Entries shown:
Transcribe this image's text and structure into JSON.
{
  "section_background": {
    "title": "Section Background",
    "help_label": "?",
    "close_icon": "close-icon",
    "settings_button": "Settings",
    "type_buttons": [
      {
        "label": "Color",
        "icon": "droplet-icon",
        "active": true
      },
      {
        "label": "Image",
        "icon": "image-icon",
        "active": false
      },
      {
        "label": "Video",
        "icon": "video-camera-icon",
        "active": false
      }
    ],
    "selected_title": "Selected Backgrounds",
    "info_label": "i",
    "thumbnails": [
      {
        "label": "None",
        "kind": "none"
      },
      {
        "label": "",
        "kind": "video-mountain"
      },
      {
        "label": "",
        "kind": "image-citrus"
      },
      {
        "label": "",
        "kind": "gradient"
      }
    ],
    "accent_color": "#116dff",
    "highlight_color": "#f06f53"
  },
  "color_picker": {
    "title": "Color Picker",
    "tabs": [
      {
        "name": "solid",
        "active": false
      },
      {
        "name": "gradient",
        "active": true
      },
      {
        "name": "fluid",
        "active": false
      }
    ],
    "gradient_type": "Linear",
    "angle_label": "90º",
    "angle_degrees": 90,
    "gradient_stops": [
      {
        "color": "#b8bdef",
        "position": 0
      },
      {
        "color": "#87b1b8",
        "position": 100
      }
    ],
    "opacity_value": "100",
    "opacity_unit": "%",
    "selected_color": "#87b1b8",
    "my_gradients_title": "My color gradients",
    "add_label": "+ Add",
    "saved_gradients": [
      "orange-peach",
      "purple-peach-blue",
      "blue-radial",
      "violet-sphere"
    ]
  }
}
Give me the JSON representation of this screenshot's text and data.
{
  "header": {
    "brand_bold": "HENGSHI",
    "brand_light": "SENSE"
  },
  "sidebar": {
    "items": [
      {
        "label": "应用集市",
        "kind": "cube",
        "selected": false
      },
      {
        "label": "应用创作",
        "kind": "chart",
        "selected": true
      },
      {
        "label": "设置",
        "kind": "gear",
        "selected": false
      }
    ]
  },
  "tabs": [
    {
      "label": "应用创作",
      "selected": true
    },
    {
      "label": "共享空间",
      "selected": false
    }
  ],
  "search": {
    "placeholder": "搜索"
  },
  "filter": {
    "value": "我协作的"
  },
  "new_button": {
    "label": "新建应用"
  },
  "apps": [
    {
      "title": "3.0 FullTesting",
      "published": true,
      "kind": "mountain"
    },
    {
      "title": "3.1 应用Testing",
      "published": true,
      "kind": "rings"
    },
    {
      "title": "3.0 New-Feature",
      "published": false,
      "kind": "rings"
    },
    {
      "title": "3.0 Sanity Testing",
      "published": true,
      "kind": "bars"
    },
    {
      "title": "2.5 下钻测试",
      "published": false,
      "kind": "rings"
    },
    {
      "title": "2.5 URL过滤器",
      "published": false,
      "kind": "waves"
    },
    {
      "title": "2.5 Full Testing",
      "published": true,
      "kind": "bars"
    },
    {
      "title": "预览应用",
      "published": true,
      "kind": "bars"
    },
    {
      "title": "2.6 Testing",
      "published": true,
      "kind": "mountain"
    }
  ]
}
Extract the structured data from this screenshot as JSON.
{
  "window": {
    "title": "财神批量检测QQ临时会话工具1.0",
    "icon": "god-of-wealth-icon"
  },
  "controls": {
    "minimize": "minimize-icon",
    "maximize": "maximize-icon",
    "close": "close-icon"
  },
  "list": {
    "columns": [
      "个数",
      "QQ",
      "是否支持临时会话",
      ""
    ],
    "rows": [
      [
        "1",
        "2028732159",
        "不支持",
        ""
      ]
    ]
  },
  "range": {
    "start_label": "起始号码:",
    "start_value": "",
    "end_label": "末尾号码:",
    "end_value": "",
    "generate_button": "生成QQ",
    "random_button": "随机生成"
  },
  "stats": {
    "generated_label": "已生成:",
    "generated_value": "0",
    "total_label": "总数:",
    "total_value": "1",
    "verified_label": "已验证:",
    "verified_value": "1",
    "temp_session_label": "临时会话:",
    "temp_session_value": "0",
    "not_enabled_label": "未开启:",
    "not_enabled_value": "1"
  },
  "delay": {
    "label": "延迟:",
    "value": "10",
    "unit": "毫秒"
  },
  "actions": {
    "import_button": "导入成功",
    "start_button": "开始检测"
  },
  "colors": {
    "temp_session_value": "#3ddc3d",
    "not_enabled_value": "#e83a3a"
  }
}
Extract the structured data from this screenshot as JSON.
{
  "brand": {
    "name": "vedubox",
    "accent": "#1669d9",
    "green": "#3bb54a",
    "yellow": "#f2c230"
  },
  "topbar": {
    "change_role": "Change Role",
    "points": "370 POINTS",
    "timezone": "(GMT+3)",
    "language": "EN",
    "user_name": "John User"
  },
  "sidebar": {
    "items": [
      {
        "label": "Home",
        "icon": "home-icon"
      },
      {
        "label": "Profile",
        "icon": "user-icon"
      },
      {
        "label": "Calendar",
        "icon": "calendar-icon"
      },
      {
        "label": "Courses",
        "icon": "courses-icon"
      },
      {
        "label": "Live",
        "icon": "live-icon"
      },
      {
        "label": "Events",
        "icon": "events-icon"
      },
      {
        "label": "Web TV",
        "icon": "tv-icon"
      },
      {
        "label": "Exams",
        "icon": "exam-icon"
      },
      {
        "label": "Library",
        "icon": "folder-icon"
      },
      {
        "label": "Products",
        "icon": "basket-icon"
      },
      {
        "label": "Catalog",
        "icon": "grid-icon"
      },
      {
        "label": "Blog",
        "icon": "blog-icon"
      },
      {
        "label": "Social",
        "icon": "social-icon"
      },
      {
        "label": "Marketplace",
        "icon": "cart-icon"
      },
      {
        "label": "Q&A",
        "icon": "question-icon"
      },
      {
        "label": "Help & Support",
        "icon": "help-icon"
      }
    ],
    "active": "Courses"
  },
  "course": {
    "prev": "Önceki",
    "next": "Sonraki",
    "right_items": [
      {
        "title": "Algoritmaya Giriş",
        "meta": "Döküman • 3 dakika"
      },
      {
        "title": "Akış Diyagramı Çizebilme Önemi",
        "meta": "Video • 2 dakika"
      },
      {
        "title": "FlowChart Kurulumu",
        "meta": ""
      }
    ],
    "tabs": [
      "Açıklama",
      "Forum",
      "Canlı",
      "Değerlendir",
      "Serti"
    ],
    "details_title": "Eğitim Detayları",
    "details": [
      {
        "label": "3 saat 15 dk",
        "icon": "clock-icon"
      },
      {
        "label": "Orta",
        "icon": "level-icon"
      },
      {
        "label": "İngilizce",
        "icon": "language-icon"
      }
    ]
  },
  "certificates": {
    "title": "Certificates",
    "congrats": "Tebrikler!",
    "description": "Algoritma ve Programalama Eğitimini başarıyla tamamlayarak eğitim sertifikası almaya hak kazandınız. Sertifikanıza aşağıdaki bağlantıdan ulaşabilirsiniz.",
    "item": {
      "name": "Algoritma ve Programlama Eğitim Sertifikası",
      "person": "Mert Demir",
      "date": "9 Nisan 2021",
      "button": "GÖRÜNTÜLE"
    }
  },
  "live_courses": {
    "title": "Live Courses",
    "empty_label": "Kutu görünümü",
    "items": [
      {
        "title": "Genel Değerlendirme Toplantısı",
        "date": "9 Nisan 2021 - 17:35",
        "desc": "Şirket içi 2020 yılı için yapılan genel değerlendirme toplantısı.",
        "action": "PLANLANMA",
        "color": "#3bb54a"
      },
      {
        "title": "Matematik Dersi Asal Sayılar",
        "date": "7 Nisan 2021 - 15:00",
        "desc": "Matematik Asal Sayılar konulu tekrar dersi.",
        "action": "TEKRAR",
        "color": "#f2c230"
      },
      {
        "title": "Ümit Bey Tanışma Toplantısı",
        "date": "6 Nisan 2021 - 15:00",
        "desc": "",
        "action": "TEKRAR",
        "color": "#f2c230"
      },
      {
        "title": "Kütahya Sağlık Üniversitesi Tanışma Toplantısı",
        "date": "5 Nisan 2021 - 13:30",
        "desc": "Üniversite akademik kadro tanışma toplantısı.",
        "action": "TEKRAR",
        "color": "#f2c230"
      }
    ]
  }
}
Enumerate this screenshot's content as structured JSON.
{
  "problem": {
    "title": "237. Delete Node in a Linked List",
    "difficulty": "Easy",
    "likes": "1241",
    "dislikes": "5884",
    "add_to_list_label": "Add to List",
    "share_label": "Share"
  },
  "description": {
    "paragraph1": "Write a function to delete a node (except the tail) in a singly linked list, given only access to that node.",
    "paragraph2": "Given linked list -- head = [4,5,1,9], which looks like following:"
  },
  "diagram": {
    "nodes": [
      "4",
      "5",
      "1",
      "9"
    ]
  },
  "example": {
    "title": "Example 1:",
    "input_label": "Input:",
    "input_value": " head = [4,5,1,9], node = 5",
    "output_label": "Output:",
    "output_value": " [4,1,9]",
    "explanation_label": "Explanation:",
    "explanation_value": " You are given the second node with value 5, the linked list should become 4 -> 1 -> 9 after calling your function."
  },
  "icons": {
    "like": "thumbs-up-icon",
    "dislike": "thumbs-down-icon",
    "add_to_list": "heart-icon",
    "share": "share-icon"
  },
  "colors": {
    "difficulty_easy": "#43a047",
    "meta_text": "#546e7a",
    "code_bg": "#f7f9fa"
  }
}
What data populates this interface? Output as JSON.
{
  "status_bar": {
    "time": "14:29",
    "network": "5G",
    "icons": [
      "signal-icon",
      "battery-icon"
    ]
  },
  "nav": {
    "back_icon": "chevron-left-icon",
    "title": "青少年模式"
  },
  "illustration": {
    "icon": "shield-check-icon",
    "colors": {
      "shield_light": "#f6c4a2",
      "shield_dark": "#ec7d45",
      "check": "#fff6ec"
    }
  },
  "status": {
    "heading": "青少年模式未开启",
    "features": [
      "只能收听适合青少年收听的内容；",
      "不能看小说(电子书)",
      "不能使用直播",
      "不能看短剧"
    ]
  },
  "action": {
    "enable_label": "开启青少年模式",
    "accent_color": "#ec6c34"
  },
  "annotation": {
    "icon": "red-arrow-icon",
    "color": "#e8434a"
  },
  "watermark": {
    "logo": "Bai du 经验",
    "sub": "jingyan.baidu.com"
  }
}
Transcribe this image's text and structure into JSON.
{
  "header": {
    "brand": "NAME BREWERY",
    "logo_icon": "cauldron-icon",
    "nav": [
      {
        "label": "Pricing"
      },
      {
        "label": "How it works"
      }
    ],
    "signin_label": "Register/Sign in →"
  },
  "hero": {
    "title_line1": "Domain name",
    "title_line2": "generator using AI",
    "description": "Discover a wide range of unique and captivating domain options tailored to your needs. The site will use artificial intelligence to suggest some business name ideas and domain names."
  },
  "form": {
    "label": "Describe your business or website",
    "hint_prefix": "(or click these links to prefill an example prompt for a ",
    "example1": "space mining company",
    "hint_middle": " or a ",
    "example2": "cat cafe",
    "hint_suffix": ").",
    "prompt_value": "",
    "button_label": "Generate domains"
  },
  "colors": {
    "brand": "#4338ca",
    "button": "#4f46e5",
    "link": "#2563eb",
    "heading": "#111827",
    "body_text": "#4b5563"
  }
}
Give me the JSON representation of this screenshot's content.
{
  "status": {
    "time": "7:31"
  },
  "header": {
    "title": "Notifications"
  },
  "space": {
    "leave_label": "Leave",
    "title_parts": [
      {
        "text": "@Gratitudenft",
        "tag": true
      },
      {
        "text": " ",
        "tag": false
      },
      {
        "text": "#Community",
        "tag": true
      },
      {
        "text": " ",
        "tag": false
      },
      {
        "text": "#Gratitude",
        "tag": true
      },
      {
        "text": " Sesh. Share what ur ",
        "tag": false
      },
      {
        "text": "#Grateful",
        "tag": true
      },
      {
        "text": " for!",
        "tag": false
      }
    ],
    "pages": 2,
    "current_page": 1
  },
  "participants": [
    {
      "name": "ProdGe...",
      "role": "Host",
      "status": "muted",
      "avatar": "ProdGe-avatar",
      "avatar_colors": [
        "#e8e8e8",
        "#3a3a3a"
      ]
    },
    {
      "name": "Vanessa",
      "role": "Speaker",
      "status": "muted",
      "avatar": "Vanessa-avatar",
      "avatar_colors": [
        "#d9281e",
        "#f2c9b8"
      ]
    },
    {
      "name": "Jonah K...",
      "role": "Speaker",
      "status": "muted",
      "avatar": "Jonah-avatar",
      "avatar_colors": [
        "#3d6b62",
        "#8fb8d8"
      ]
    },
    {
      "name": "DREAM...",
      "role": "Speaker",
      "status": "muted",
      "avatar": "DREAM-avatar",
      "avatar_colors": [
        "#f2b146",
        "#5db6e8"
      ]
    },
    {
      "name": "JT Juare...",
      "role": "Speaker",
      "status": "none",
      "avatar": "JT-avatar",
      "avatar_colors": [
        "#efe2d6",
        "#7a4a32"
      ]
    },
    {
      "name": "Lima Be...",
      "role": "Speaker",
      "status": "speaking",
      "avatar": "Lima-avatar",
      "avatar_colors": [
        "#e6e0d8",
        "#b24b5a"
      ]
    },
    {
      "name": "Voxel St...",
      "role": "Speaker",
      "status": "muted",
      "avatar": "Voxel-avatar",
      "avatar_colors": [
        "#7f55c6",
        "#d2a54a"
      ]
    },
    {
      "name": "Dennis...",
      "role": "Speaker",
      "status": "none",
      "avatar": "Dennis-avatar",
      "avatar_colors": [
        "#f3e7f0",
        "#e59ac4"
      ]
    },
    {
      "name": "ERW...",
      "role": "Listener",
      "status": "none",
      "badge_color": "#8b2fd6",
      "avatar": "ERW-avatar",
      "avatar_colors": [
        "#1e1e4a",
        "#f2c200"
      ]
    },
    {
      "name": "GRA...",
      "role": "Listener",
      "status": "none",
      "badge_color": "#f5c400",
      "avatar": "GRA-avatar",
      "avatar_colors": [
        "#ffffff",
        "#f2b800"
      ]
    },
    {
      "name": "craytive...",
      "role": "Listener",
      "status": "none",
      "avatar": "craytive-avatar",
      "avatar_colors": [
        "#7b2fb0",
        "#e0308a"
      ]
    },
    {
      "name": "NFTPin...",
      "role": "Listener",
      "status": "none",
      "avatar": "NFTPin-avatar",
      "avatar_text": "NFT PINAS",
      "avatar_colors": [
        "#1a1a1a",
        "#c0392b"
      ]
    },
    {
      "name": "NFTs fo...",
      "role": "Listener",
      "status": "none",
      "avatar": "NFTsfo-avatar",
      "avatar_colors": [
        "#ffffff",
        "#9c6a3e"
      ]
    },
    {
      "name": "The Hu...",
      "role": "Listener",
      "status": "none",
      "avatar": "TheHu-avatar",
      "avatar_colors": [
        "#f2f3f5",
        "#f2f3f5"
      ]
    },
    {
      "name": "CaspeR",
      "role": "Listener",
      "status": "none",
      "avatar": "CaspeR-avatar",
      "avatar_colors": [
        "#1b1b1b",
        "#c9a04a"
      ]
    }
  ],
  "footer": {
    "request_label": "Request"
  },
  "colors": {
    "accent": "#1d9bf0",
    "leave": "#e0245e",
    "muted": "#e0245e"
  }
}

Task details: Extract each line holding the word "your" from the records.

Answer in full:
    "explanation_value": " You are given the second node with value 5, the linked list should become 4 -> 1 -> 9 after calling your function."
    "description": "Discover a wide range of unique and captivating domain options tailored to your needs. The site will use artificial intelligence to suggest some business name ideas and domain names."
    "label": "Describe your business or website",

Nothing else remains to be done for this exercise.